Extract the listing below in full, unchanged.

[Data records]
★ ★ ★ ★ ★ ★ ★

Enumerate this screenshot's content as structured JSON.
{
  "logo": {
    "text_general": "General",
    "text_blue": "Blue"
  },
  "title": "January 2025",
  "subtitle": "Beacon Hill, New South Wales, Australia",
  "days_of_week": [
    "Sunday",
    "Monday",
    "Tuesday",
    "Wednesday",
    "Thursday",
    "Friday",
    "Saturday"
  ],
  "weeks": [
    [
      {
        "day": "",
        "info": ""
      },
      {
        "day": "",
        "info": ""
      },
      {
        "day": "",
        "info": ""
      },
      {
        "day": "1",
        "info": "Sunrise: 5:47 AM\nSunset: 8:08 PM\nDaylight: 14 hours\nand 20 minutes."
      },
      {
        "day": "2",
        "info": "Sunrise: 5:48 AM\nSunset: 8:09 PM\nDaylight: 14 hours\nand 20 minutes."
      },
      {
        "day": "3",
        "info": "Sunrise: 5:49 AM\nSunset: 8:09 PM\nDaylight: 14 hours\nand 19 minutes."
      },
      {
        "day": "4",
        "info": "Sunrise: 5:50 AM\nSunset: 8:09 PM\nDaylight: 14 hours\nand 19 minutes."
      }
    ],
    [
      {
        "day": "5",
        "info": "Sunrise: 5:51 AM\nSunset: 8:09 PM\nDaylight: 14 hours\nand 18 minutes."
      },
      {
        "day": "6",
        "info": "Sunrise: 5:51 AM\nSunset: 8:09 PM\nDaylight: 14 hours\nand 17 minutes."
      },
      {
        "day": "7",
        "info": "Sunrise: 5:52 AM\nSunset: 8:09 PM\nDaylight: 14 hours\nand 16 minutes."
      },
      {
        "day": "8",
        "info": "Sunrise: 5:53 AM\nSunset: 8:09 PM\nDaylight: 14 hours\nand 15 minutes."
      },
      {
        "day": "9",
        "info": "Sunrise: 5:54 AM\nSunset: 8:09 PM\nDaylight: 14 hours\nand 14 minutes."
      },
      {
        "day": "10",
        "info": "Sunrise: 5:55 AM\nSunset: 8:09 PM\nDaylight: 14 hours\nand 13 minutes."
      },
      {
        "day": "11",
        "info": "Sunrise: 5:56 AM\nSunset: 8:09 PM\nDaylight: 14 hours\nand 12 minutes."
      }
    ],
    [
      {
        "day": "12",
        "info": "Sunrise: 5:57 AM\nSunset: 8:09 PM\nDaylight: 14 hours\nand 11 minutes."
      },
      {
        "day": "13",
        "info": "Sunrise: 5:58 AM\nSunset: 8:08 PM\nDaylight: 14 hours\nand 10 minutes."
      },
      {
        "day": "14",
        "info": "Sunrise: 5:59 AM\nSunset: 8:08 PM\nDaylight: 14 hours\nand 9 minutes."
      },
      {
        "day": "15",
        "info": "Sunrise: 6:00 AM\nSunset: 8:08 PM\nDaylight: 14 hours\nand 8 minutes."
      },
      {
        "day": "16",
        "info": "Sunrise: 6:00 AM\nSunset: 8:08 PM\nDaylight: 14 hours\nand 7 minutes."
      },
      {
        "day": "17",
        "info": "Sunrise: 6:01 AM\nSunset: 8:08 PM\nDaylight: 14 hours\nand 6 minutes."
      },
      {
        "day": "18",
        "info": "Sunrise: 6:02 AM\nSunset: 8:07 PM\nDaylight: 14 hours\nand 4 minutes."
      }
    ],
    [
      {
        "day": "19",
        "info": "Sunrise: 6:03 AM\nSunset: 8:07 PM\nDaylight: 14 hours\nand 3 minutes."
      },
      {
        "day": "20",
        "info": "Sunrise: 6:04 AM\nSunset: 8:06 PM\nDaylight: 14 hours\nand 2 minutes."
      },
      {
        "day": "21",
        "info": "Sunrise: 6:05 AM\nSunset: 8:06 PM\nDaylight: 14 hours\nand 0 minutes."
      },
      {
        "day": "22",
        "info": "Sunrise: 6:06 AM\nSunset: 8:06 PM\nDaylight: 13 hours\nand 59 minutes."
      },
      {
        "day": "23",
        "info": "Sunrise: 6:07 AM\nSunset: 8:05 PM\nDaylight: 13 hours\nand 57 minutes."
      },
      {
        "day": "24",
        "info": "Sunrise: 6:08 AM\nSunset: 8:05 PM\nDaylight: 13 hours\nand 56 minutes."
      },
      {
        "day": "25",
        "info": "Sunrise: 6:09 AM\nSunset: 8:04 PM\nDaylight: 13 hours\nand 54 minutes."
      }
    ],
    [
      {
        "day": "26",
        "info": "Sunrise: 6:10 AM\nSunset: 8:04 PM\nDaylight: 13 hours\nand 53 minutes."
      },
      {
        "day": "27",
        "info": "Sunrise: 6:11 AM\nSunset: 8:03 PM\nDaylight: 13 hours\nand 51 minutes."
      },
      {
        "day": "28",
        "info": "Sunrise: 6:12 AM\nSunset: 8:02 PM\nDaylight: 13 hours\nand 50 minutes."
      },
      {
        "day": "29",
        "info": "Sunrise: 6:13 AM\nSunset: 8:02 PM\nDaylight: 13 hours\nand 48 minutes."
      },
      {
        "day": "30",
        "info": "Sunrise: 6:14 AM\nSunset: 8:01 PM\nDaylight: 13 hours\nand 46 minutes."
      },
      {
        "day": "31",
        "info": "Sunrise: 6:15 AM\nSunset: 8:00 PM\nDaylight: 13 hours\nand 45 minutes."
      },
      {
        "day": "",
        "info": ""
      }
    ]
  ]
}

★ ★ ★ ★ ★ ★ ★

* **Answer for the task**:
Enumerate this screenshot's content as structured JSON.
{
  "logo": {
    "text_general": "General",
    "text_blue": "Blue"
  },
  "title": "January 2025",
  "subtitle": "Beacon Hill, New South Wales, Australia",
  "days_of_week": [
    "Sunday",
    "Monday",
    "Tuesday",
    "Wednesday",
    "Thursday",
    "Friday",
    "Saturday"
  ],
  "weeks": [
    [
      {
        "day": "",
        "info": ""
      },
      {
        "day": "",
        "info": ""
      },
      {
        "day": "",
        "info": ""
      },
      {
        "day": "1",
        "info": "Sunrise: 5:47 AM\nSunset: 8:08 PM\nDaylight: 14 hours\nand 20 minutes."
      },
      {
        "day": "2",
        "info": "Sunrise: 5:48 AM\nSunset: 8:09 PM\nDaylight: 14 hours\nand 20 minutes."
      },
      {
        "day": "3",
        "info": "Sunrise: 5:49 AM\nSunset: 8:09 PM\nDaylight: 14 hours\nand 19 minutes."
      },
      {
        "day": "4",
        "info": "Sunrise: 5:50 AM\nSunset: 8:09 PM\nDaylight: 14 hours\nand 19 minutes."
      }
    ],
    [
      {
        "day": "5",
        "info": "Sunrise: 5:51 AM\nSunset: 8:09 PM\nDaylight: 14 hours\nand 18 minutes."
      },
      {
        "day": "6",
        "info": "Sunrise: 5:51 AM\nSunset: 8:09 PM\nDaylight: 14 hours\nand 17 minutes."
      },
      {
        "day": "7",
        "info": "Sunrise: 5:52 AM\nSunset: 8:09 PM\nDaylight: 14 hours\nand 16 minutes."
      },
      {
        "day": "8",
        "info": "Sunrise: 5:53 AM\nSunset: 8:09 PM\nDaylight: 14 hours\nand 15 minutes."
      },
      {
        "day": "9",
        "info": "Sunrise: 5:54 AM\nSunset: 8:09 PM\nDaylight: 14 hours\nand 14 minutes."
      },
      {
        "day": "10",
        "info": "Sunrise: 5:55 AM\nSunset: 8:09 PM\nDaylight: 14 hours\nand 13 minutes."
      },
      {
        "day": "11",
        "info": "Sunrise: 5:56 AM\nSunset: 8:09 PM\nDaylight: 14 hours\nand 12 minutes."
      }
    ],
    [
      {
        "day": "12",
        "info": "Sunrise: 5:57 AM\nSunset: 8:09 PM\nDaylight: 14 hours\nand 11 minutes."
      },
      {
        "day": "13",
        "info": "Sunrise: 5:58 AM\nSunset: 8:08 PM\nDaylight: 14 hours\nand 10 minutes."
      },
      {
        "day": "14",
        "info": "Sunrise: 5:59 AM\nSunset: 8:08 PM\nDaylight: 14 hours\nand 9 minutes."
      },
      {
        "day": "15",
        "info": "Sunrise: 6:00 AM\nSunset: 8:08 PM\nDaylight: 14 hours\nand 8 minutes."
      },
      {
        "day": "16",
        "info": "Sunrise: 6:00 AM\nSunset: 8:08 PM\nDaylight: 14 hours\nand 7 minutes."
      },
      {
        "day": "17",
        "info": "Sunrise: 6:01 AM\nSunset: 8:08 PM\nDaylight: 14 hours\nand 6 minutes."
      },
      {
        "day": "18",
        "info": "Sunrise: 6:02 AM\nSunset: 8:07 PM\nDaylight: 14 hours\nand 4 minutes."
      }
    ],
    [
      {
        "day": "19",
        "info": "Sunrise: 6:03 AM\nSunset: 8:07 PM\nDaylight: 14 hours\nand 3 minutes."
      },
      {
        "day": "20",
        "info": "Sunrise: 6:04 AM\nSunset: 8:06 PM\nDaylight: 14 hours\nand 2 minutes."
      },
      {
        "day": "21",
        "info": "Sunrise: 6:05 AM\nSunset: 8:06 PM\nDaylight: 14 hours\nand 0 minutes."
      },
      {
        "day": "22",
        "info": "Sunrise: 6:06 AM\nSunset: 8:06 PM\nDaylight: 13 hours\nand 59 minutes."
      },
      {
        "day": "23",
        "info": "Sunrise: 6:07 AM\nSunset: 8:05 PM\nDaylight: 13 hours\nand 57 minutes."
      },
      {
        "day": "24",
        "info": "Sunrise: 6:08 AM\nSunset: 8:05 PM\nDaylight: 13 hours\nand 56 minutes."
      },
      {
        "day": "25",
        "info": "Sunrise: 6:09 AM\nSunset: 8:04 PM\nDaylight: 13 hours\nand 54 minutes."
      }
    ],
    [
      {
        "day": "26",
        "info": "Sunrise: 6:10 AM\nSunset: 8:04 PM\nDaylight: 13 hours\nand 53 minutes."
      },
      {
        "day": "27",
        "info": "Sunrise: 6:11 AM\nSunset: 8:03 PM\nDaylight: 13 hours\nand 51 minutes."
      },
      {
        "day": "28",
        "info": "Sunrise: 6:12 AM\nSunset: 8:02 PM\nDaylight: 13 hours\nand 50 minutes."
      },
      {
        "day": "29",
        "info": "Sunrise: 6:13 AM\nSunset: 8:02 PM\nDaylight: 13 hours\nand 48 minutes."
      },
      {
        "day": "30",
        "info": "Sunrise: 6:14 AM\nSunset: 8:01 PM\nDaylight: 13 hours\nand 46 minutes."
      },
      {
        "day": "31",
        "info": "Sunrise: 6:15 AM\nSunset: 8:00 PM\nDaylight: 13 hours\nand 45 minutes."
      },
      {
        "day": "",
        "info": ""
      }
    ]
  ]
}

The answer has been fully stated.